» **Exercise brief**
Print out the entries below with no edits.
* START Record list *
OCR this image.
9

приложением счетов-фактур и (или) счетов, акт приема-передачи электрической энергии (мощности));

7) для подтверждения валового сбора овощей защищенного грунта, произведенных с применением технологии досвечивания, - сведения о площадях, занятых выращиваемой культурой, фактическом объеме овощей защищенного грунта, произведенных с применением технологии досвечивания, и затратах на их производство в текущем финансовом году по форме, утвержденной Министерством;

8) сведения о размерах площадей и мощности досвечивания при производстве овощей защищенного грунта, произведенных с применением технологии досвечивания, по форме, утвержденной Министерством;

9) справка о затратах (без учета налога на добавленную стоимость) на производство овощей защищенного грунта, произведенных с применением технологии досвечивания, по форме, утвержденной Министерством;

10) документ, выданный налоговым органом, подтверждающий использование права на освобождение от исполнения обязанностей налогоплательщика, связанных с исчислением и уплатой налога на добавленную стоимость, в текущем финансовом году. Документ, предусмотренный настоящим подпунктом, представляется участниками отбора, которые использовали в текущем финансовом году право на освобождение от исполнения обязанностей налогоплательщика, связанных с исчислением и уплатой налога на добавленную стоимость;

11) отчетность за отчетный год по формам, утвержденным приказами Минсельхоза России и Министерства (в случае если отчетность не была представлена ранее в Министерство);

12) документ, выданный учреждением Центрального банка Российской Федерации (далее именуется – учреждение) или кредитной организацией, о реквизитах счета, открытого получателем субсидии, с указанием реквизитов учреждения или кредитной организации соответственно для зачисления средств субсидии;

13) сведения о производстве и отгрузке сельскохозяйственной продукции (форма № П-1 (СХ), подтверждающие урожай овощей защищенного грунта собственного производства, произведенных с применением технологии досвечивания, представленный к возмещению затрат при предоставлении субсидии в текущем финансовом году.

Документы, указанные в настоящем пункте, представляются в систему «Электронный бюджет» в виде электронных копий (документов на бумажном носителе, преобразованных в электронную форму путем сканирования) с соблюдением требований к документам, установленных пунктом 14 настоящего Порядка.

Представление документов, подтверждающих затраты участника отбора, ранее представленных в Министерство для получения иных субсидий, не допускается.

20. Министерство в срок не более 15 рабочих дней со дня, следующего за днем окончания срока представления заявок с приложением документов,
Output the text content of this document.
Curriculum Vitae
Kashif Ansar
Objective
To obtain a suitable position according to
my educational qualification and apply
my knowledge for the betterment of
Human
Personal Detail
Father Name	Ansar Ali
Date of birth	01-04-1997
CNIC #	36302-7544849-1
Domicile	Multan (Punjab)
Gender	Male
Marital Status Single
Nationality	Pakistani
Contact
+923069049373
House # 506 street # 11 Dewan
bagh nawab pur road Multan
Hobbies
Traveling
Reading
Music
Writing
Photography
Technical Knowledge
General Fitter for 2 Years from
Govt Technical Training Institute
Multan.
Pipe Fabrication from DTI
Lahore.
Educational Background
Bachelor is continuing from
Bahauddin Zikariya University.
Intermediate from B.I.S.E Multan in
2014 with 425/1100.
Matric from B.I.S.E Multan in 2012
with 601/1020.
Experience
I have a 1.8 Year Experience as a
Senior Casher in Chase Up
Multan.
* END Record list *
» **In response**
OCR this image.
9

приложением счетов-фактур и (или) счетов, акт приема-передачи электрической энергии (мощности));

7) для подтверждения валового сбора овощей защищенного грунта, произведенных с применением технологии досвечивания, - сведения о площадях, занятых выращиваемой культурой, фактическом объеме овощей защищенного грунта, произведенных с применением технологии досвечивания, и затратах на их производство в текущем финансовом году по форме, утвержденной Министерством;

8) сведения о размерах площадей и мощности досвечивания при производстве овощей защищенного грунта, произведенных с применением технологии досвечивания, по форме, утвержденной Министерством;

9) справка о затратах (без учета налога на добавленную стоимость) на производство овощей защищенного грунта, произведенных с применением технологии досвечивания, по форме, утвержденной Министерством;

10) документ, выданный налоговым органом, подтверждающий использование права на освобождение от исполнения обязанностей налогоплательщика, связанных с исчислением и уплатой налога на добавленную стоимость, в текущем финансовом году. Документ, предусмотренный настоящим подпунктом, представляется участниками отбора, которые использовали в текущем финансовом году право на освобождение от исполнения обязанностей налогоплательщика, связанных с исчислением и уплатой налога на добавленную стоимость;

11) отчетность за отчетный год по формам, утвержденным приказами Минсельхоза России и Министерства (в случае если отчетность не была представлена ранее в Министерство);

12) документ, выданный учреждением Центрального банка Российской Федерации (далее именуется – учреждение) или кредитной организацией, о реквизитах счета, открытого получателем субсидии, с указанием реквизитов учреждения или кредитной организации соответственно для зачисления средств субсидии;

13) сведения о производстве и отгрузке сельскохозяйственной продукции (форма № П-1 (СХ), подтверждающие урожай овощей защищенного грунта собственного производства, произведенных с применением технологии досвечивания, представленный к возмещению затрат при предоставлении субсидии в текущем финансовом году.

Документы, указанные в настоящем пункте, представляются в систему «Электронный бюджет» в виде электронных копий (документов на бумажном носителе, преобразованных в электронную форму путем сканирования) с соблюдением требований к документам, установленных пунктом 14 настоящего Порядка.

Представление документов, подтверждающих затраты участника отбора, ранее представленных в Министерство для получения иных субсидий, не допускается.

20. Министерство в срок не более 15 рабочих дней со дня, следующего за днем окончания срока представления заявок с приложением документов,
Output the text content of this document.
Curriculum Vitae
Kashif Ansar
Objective
To obtain a suitable position according to
my educational qualification and apply
my knowledge for the betterment of
Human
Personal Detail
Father Name	Ansar Ali
Date of birth	01-04-1997
CNIC #	36302-7544849-1
Domicile	Multan (Punjab)
Gender	Male
Marital Status Single
Nationality	Pakistani
Contact
+923069049373
House # 506 street # 11 Dewan
bagh nawab pur road Multan
Hobbies
Traveling
Reading
Music
Writing
Photography
Technical Knowledge
General Fitter for 2 Years from
Govt Technical Training Institute
Multan.
Pipe Fabrication from DTI
Lahore.
Educational Background
Bachelor is continuing from
Bahauddin Zikariya University.
Intermediate from B.I.S.E Multan in
2014 with 425/1100.
Matric from B.I.S.E Multan in 2012
with 601/1020.
Experience
I have a 1.8 Year Experience as a
Senior Casher in Chase Up
Multan.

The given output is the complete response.